BEGIN Supplied records

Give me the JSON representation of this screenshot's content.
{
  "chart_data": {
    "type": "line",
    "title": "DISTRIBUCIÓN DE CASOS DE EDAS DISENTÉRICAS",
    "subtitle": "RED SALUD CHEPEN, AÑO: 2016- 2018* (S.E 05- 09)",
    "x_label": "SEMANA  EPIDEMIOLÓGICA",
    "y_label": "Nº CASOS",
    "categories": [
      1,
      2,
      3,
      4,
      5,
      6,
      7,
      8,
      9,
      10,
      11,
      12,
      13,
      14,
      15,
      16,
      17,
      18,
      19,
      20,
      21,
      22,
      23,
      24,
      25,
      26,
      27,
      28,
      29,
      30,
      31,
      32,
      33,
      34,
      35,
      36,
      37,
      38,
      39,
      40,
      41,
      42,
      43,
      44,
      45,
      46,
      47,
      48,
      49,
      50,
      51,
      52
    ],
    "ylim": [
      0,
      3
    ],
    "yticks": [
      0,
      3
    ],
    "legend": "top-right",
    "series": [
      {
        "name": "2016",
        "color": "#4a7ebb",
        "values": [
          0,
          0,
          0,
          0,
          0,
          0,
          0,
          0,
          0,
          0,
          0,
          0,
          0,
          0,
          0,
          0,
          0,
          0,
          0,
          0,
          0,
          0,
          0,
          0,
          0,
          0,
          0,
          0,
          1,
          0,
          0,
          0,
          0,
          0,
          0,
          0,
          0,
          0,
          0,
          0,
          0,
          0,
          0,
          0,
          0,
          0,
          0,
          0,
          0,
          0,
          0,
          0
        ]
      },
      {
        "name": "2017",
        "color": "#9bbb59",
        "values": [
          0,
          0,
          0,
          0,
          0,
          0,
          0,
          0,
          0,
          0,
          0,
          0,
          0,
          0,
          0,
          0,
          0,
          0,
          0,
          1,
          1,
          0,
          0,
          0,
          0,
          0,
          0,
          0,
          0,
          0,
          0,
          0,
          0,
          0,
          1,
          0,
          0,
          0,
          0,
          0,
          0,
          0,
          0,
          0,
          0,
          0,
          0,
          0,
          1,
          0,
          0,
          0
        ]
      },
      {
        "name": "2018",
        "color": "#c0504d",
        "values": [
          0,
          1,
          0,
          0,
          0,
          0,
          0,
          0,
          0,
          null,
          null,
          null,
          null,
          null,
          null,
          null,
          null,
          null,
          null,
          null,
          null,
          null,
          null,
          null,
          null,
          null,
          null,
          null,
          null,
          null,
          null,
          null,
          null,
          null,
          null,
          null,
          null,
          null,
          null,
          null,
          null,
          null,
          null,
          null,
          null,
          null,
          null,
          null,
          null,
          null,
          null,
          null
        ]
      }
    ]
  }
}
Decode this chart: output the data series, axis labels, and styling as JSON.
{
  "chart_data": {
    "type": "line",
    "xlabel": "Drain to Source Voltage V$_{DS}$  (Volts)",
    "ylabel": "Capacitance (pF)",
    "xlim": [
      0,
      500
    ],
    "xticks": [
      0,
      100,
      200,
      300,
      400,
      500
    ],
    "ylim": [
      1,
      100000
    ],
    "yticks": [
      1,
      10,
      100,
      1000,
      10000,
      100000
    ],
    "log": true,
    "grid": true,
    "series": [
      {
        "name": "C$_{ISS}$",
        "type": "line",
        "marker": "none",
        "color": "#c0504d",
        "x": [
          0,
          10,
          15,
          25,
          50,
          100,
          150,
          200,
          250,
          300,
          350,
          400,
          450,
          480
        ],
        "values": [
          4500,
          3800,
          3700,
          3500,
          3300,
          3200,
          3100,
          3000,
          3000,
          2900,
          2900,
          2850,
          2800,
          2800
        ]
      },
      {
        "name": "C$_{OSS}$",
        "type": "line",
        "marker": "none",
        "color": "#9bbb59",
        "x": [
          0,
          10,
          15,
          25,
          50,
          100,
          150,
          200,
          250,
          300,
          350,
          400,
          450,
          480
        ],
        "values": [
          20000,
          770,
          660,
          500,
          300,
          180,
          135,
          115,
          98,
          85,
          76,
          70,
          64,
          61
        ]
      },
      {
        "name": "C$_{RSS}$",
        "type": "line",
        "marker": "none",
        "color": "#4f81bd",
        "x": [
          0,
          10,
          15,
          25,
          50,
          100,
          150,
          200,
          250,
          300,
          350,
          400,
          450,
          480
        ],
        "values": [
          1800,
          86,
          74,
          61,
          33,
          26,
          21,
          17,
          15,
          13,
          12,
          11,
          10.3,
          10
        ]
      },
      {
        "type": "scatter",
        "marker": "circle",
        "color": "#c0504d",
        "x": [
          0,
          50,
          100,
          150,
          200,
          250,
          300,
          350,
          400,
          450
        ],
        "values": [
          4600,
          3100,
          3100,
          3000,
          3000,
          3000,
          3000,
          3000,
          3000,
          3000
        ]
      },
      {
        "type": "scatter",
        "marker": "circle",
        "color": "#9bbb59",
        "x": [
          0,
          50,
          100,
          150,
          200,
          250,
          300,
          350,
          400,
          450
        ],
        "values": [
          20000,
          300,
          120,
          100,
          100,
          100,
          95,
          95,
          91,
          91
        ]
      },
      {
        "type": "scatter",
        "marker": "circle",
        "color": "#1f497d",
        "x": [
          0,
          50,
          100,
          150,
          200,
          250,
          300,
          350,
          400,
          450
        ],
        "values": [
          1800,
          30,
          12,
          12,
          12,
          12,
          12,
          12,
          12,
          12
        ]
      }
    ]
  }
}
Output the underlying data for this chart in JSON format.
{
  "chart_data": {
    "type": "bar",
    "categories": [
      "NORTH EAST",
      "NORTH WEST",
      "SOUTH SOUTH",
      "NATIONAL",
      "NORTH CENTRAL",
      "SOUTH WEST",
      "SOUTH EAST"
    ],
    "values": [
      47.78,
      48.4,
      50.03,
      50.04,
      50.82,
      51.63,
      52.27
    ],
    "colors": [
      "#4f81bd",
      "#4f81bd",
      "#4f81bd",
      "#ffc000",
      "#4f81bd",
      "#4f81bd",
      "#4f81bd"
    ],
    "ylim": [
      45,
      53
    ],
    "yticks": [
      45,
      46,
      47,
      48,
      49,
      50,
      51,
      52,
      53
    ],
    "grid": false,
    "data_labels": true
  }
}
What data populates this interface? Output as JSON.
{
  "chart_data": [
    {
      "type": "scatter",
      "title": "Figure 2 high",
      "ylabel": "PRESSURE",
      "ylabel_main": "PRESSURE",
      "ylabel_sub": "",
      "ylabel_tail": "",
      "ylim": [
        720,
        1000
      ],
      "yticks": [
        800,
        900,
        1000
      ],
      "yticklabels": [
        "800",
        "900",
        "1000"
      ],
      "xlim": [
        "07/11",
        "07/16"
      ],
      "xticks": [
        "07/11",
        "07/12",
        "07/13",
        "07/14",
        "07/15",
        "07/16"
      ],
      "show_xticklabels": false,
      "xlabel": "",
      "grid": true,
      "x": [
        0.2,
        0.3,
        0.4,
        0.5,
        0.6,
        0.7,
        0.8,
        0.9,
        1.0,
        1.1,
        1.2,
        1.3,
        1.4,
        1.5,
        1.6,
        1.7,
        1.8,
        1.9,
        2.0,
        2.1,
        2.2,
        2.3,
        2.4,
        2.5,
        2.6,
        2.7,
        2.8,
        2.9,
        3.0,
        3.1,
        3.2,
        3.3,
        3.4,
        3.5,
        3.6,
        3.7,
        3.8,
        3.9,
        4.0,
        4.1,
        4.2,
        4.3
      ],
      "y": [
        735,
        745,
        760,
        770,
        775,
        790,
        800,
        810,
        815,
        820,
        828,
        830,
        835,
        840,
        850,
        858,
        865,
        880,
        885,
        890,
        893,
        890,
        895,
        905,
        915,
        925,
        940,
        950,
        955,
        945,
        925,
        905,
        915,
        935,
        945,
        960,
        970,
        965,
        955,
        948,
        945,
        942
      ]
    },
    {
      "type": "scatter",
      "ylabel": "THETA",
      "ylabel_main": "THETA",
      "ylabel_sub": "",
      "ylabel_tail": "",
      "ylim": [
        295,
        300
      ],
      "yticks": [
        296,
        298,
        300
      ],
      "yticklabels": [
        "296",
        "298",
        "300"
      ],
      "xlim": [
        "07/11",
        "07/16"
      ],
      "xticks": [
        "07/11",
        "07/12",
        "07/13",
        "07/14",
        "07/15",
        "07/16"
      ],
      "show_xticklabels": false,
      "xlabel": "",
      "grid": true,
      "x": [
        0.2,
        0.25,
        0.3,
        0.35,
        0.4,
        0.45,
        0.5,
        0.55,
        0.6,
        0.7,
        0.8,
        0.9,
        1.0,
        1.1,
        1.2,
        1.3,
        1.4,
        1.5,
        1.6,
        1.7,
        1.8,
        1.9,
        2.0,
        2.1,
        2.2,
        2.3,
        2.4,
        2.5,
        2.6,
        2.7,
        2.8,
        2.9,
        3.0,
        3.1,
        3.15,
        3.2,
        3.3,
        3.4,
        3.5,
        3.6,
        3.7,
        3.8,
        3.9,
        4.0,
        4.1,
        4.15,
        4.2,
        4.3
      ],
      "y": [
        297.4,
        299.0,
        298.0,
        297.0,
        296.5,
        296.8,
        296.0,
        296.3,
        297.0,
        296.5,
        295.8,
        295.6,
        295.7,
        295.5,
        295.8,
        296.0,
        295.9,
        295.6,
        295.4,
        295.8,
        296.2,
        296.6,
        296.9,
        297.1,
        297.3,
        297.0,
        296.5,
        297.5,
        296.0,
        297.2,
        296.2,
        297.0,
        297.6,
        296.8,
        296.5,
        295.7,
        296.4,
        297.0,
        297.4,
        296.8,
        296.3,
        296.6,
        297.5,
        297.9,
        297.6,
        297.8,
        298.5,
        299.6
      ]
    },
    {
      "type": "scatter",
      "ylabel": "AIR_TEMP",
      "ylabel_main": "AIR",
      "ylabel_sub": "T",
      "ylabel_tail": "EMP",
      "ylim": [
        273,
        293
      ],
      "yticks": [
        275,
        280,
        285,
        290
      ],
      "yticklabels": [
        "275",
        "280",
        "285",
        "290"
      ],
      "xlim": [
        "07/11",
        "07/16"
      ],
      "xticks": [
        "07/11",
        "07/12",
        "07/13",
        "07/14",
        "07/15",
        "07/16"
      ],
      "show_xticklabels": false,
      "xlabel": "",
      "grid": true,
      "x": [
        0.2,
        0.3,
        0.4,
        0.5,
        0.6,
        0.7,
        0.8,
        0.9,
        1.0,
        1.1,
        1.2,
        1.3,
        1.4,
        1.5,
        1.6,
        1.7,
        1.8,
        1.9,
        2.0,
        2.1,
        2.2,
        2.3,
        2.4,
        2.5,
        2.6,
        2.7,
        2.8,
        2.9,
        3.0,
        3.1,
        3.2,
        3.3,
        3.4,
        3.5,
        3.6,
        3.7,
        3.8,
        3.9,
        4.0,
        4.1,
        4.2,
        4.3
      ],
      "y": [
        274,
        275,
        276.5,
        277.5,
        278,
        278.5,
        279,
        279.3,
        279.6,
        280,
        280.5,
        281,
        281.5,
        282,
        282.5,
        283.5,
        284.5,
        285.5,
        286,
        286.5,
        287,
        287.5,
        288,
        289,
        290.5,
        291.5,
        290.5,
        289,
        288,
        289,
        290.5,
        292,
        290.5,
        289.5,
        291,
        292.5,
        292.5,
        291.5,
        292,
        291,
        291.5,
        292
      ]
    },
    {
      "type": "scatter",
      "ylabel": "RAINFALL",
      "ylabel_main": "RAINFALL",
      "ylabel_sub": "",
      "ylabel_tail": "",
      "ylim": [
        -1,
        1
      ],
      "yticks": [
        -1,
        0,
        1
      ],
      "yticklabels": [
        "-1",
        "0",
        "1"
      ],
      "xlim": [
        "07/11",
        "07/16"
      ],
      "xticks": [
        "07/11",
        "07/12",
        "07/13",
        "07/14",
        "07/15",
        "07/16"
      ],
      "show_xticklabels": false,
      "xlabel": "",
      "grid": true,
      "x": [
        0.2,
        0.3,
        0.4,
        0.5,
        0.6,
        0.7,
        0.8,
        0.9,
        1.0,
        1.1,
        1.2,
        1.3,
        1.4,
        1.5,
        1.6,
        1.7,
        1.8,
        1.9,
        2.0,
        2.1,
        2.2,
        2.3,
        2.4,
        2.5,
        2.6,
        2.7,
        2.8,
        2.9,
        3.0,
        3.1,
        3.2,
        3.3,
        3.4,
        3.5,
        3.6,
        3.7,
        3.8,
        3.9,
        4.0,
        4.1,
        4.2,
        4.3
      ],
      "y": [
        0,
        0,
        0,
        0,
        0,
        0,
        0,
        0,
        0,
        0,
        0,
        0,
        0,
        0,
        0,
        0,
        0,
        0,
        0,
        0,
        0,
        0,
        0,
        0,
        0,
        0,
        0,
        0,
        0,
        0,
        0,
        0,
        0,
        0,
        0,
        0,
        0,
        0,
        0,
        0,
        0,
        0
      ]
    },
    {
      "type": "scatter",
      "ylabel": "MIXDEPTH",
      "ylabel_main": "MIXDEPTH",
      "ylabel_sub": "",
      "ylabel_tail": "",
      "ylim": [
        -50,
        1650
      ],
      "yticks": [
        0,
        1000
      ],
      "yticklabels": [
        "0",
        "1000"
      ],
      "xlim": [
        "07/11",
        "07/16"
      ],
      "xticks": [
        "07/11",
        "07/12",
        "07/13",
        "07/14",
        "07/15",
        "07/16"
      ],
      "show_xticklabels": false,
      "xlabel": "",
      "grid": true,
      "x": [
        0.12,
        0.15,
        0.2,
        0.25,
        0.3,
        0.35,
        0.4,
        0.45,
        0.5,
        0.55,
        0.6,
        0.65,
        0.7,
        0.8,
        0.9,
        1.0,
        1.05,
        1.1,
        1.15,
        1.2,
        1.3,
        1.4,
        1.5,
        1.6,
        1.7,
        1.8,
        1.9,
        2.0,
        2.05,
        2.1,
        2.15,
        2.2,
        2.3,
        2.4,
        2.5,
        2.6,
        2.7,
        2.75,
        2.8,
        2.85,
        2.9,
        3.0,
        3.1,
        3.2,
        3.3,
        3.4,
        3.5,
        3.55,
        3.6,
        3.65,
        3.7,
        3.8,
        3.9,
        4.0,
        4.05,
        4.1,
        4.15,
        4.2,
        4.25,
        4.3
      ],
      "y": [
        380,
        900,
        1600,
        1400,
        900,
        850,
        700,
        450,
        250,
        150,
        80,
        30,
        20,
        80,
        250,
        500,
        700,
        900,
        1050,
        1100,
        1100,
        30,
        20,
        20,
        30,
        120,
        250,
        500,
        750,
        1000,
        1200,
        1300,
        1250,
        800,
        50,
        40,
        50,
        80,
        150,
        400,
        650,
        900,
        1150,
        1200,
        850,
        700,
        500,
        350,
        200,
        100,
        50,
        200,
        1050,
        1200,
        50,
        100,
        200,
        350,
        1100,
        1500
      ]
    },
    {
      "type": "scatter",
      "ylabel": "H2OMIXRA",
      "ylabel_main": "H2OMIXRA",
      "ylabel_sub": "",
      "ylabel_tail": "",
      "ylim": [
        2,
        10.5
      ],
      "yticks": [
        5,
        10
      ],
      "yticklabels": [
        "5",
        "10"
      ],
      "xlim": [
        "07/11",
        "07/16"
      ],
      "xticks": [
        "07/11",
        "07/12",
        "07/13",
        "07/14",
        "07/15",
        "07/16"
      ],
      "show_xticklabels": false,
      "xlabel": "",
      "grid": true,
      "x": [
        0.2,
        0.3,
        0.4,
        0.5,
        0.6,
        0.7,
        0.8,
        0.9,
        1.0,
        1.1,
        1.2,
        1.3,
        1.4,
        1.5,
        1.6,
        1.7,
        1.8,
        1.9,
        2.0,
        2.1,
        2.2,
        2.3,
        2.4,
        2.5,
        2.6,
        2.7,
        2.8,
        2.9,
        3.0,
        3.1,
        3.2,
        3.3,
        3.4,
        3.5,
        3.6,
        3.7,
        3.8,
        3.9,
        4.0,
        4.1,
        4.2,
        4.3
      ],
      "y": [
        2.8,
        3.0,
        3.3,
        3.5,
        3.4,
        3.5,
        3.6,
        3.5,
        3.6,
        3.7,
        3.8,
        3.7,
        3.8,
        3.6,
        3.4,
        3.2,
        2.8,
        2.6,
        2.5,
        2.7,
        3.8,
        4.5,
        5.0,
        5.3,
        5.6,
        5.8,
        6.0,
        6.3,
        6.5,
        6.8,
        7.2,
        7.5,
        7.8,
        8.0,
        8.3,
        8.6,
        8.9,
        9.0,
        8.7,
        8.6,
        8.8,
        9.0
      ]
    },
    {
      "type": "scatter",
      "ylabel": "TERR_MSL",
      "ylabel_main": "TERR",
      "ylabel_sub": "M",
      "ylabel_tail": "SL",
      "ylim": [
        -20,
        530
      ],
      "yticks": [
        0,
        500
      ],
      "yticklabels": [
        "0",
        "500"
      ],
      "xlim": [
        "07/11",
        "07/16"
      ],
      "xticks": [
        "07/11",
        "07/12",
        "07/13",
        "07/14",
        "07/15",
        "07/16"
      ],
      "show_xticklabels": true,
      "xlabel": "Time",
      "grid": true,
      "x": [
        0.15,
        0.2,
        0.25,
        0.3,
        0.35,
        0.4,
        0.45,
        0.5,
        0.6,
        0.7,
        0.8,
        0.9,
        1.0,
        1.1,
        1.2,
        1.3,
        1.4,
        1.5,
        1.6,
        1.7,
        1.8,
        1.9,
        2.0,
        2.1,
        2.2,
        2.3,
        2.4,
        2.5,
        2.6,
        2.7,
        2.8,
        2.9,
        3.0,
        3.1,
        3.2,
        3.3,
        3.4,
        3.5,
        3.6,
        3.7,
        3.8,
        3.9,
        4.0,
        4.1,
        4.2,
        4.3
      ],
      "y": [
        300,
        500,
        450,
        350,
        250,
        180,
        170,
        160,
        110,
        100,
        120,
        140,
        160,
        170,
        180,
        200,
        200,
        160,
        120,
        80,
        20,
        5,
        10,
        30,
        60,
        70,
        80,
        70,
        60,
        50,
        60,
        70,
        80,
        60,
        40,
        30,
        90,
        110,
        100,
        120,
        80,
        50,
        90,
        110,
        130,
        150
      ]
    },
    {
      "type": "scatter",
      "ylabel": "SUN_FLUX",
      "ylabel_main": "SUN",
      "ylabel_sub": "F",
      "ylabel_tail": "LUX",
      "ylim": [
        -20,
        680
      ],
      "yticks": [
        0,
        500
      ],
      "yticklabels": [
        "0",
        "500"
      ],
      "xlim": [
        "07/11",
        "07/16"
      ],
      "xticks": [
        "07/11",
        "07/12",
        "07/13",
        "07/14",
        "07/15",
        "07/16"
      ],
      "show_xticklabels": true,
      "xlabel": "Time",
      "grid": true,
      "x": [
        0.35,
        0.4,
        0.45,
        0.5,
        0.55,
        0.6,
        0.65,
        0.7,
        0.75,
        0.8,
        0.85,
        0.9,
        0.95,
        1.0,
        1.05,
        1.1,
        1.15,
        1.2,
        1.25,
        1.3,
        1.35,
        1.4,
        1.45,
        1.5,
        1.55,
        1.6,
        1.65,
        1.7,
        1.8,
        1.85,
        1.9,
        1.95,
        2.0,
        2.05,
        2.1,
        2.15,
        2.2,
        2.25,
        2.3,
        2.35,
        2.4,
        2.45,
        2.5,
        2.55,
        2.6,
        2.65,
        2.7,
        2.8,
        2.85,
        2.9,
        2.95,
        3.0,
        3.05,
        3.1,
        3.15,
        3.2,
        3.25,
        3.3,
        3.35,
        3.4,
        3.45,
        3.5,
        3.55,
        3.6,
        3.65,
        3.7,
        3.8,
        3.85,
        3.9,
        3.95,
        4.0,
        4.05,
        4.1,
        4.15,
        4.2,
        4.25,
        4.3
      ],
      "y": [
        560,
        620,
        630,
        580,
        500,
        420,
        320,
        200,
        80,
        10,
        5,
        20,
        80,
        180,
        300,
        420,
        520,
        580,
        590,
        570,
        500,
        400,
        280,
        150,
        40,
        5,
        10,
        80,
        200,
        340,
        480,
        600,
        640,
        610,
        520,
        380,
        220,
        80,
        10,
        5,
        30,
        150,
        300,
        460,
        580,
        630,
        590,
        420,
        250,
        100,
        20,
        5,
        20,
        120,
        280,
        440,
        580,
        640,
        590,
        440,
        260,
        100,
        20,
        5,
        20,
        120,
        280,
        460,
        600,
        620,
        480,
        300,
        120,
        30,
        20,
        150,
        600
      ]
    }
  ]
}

END Supplied records

* [Exercise task]
In the records, locate each line holding the string "PRESSURE" and copy it.

* [Completed task]
      "ylabel": "PRESSURE",
      "ylabel_main": "PRESSURE",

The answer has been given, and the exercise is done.